---------- Provided material ----------
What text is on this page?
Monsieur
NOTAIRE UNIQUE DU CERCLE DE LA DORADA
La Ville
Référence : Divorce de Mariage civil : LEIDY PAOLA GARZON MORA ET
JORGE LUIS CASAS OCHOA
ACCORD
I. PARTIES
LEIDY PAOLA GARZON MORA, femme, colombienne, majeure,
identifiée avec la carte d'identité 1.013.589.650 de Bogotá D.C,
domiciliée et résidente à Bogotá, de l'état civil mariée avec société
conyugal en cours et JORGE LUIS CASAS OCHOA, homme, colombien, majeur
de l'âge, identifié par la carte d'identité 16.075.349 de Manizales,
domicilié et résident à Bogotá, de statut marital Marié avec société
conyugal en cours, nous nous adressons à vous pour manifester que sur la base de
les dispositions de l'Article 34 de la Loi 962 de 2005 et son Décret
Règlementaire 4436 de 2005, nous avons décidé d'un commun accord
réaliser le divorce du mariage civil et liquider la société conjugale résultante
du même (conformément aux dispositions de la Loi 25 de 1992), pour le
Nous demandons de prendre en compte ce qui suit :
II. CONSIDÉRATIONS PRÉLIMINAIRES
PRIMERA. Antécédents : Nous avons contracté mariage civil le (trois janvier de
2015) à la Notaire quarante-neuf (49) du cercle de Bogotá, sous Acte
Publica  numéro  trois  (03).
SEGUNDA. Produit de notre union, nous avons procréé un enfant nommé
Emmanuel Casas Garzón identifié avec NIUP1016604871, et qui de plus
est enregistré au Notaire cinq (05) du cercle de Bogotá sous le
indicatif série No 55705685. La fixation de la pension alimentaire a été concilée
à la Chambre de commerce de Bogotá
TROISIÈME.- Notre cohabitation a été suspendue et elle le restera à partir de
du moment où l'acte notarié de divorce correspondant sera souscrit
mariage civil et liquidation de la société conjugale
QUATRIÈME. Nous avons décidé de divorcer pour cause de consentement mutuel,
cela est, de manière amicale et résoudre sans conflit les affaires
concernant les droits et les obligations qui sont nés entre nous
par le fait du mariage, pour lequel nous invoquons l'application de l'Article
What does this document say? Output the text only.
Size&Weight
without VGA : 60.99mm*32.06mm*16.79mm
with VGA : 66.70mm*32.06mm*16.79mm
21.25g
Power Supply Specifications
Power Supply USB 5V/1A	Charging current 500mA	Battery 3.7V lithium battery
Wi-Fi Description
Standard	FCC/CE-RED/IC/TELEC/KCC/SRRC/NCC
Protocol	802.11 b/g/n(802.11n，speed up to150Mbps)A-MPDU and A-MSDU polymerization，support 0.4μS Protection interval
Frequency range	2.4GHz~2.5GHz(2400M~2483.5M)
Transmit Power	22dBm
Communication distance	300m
----------
■ **The problem**: Scan the material above. Extract every line in which the word "this" occurs.

■ **Output of the task**:
What text is on this page?
What does this document say? Output the text only.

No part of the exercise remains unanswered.